## TEXT PASSAGE
===
You are given a binary tree in which each node contains an integer value (which might be positive or negative). Design an algorithm to count the number of paths that sum to a given value. The path does not need to start or end at the root or a leaf, but it must go downwards (traveling only from parent nodes to child nodes).
Example:
Given the following tree and sum = 22,
5
/ \
4 8
/ / \
11 13 4
/ \ / \
7 2 5 1
Output:
3
Explanation: Paths that have sum 22 are: [5,4,11,2], [5,8,4,5], [4,11,7]
Note:
node number <= 10000
Solutions
Solution 1: Hash Table + Prefix Sum + Recursion
We can use the idea of prefix sum to recursively traverse the binary tree, and use a hash table \(cnt\) to count the occurrence of each prefix sum on the path from the root node to the current node.
We design a recursive function \(dfs(node, s)\), where the current node being traversed is \(node\), and the prefix sum on the path from the root node to the current node is \(s\). The return value of the function is the number of paths with the path sum equal to \(sum\) and the path ends at the \(node\) node or its subtree nodes. Therefore, the answer is \(dfs(root, 0)\).
The recursive process of the function \(dfs(node, s)\) is as follows:
If the current node \(node\) is null, return \(0\).
===
## INFORMATION GIVEN
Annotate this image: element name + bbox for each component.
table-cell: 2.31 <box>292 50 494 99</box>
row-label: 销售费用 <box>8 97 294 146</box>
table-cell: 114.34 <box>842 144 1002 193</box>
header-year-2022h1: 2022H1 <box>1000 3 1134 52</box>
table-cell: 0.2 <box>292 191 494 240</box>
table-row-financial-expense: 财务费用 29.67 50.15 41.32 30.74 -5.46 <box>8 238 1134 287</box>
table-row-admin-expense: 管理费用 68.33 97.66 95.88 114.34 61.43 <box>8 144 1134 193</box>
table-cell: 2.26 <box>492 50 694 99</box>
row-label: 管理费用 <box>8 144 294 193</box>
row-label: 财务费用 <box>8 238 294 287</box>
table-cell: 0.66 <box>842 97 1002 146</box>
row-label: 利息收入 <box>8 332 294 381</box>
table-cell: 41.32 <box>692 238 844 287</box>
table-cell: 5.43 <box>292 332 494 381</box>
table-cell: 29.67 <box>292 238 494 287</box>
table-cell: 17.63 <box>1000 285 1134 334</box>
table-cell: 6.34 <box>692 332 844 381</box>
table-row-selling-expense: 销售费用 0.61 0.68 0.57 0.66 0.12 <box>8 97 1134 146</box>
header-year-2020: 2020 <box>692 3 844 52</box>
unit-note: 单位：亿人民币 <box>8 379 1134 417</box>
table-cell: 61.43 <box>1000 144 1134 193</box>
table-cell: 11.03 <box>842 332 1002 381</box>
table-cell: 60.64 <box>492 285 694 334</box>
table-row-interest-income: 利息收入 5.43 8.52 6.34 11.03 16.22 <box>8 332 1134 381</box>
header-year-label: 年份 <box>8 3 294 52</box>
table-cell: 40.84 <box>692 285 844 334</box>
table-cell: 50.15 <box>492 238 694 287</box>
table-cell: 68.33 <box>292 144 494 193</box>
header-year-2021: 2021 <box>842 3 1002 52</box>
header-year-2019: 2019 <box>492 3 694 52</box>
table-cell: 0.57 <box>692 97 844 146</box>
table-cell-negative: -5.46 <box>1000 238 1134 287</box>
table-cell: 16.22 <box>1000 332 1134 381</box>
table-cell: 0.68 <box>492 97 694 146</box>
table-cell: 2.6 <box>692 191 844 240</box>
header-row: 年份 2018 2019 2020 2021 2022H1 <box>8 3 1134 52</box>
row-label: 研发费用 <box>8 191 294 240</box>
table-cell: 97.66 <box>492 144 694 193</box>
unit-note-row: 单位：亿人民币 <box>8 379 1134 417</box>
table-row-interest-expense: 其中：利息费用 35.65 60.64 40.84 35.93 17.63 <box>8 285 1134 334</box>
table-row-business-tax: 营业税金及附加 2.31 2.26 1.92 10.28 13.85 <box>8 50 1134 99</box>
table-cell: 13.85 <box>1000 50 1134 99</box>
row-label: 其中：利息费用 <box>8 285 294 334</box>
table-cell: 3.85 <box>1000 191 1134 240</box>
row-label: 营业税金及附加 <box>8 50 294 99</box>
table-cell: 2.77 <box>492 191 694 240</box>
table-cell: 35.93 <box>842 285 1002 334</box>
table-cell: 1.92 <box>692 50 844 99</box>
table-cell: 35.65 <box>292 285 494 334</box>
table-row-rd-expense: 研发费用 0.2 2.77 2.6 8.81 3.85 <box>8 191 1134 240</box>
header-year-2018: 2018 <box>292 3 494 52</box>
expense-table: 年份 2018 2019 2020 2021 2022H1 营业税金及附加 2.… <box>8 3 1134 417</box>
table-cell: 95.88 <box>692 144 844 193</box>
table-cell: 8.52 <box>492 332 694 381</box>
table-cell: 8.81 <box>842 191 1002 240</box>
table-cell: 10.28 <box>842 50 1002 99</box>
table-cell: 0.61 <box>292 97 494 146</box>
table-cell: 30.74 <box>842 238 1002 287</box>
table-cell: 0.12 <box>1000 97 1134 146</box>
===
## SET TASK 1
Write out the whole binary tree path-sum text again, word for word.
## SET TASK 2
In the records, from their first line through the line containing "table-row-financial-expense: 财务费用 29.67", change "table-cell" to "grid-cell". Give back only those lines, with everything else left as it is.
The text and the records are unrelated pieces of material.

## COMPLETE RESPONSE 1
You are given a binary tree in which each node contains an integer value (which might be positive or negative). Design an algorithm to count the number of paths that sum to a given value. The path does not need to start or end at the root or a leaf, but it must go downwards (traveling only from parent nodes to child nodes).
Example:
Given the following tree and sum = 22,
5
/ \
4 8
/ / \
11 13 4
/ \ / \
7 2 5 1
Output:
3
Explanation: Paths that have sum 22 are: [5,4,11,2], [5,8,4,5], [4,11,7]
Note:
node number <= 10000
Solutions
Solution 1: Hash Table + Prefix Sum + Recursion
We can use the idea of prefix sum to recursively traverse the binary tree, and use a hash table \(cnt\) to count the occurrence of each prefix sum on the path from the root node to the current node.
We design a recursive function \(dfs(node, s)\), where the current node being traversed is \(node\), and the prefix sum on the path from the root node to the current node is \(s\). The return value of the function is the number of paths with the path sum equal to \(sum\) and the path ends at the \(node\) node or its subtree nodes. Therefore, the answer is \(dfs(root, 0)\).
The recursive process of the function \(dfs(node, s)\) is as follows:
If the current node \(node\) is null, return \(0\).

## COMPLETE RESPONSE 2
Annotate this image: element name + bbox for each component.
grid-cell: 2.31 <box>292 50 494 99</box>
row-label: 销售费用 <box>8 97 294 146</box>
grid-cell: 114.34 <box>842 144 1002 193</box>
header-year-2022h1: 2022H1 <box>1000 3 1134 52</box>
grid-cell: 0.2 <box>292 191 494 240</box>
table-row-financial-expense: 财务费用 29.67 50.15 41.32 30.74 -5.46 <box>8 238 1134 287</box>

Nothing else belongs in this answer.